## EXERCISE INSTRUCTIONS
Output the entries below exactly as written, omitting pictures.
═══ SUPPLIED ENTRIES
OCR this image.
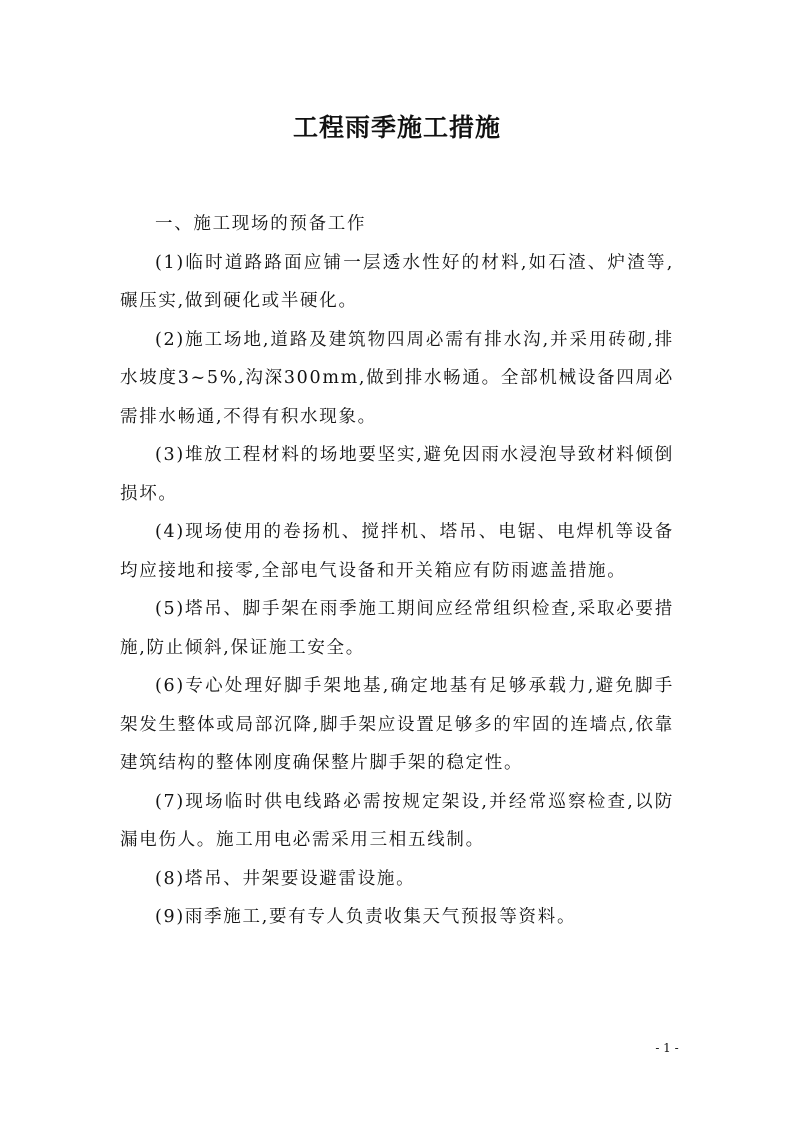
工程雨季施工措施

一、施工现场的预备工作

(1)临时道路路面应铺一层透水性好的材料,如石渣、炉渣等,碾压实,做到硬化或半硬化。

(2)施工场地,道路及建筑物四周必需有排水沟,并采用砖砌,排水坡度3~5%,沟深300mm,做到排水畅通。全部机械设备四周必需排水畅通,不得有积水现象。

(3)堆放工程材料的场地要坚实,避免因雨水浸泡导致材料倾倒损坏。

(4)现场使用的卷扬机、搅拌机、塔吊、电锯、电焊机等设备均应接地和接零,全部电气设备和开关箱应有防雨遮盖措施。

(5)塔吊、脚手架在雨季施工期间应经常组织检查,采取必要措施,防止倾斜,保证施工安全。

(6)专心处理好脚手架地基,确定地基有足够承载力,避免脚手架发生整体或局部沉降,脚手架应设置足够多的牢固的连墙点,依靠建筑结构的整体刚度确保整片脚手架的稳定性。

(7)现场临时供电线路必需按规定架设,并经常巡察检查,以防漏电伤人。施工用电必需采用三相五线制。

(8)塔吊、井架要设避雷设施。

(9)雨季施工,要有专人负责收集天气预报等资料。

- 1 -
══════
## EXERCISE SOLUTION
OCR this image.
工程雨季施工措施

一、施工现场的预备工作

(1)临时道路路面应铺一层透水性好的材料,如石渣、炉渣等,碾压实,做到硬化或半硬化。

(2)施工场地,道路及建筑物四周必需有排水沟,并采用砖砌,排水坡度3~5%,沟深300mm,做到排水畅通。全部机械设备四周必需排水畅通,不得有积水现象。

(3)堆放工程材料的场地要坚实,避免因雨水浸泡导致材料倾倒损坏。

(4)现场使用的卷扬机、搅拌机、塔吊、电锯、电焊机等设备均应接地和接零,全部电气设备和开关箱应有防雨遮盖措施。

(5)塔吊、脚手架在雨季施工期间应经常组织检查,采取必要措施,防止倾斜,保证施工安全。

(6)专心处理好脚手架地基,确定地基有足够承载力,避免脚手架发生整体或局部沉降,脚手架应设置足够多的牢固的连墙点,依靠建筑结构的整体刚度确保整片脚手架的稳定性。

(7)现场临时供电线路必需按规定架设,并经常巡察检查,以防漏电伤人。施工用电必需采用三相五线制。

(8)塔吊、井架要设避雷设施。

(9)雨季施工,要有专人负责收集天气预报等资料。

- 1 -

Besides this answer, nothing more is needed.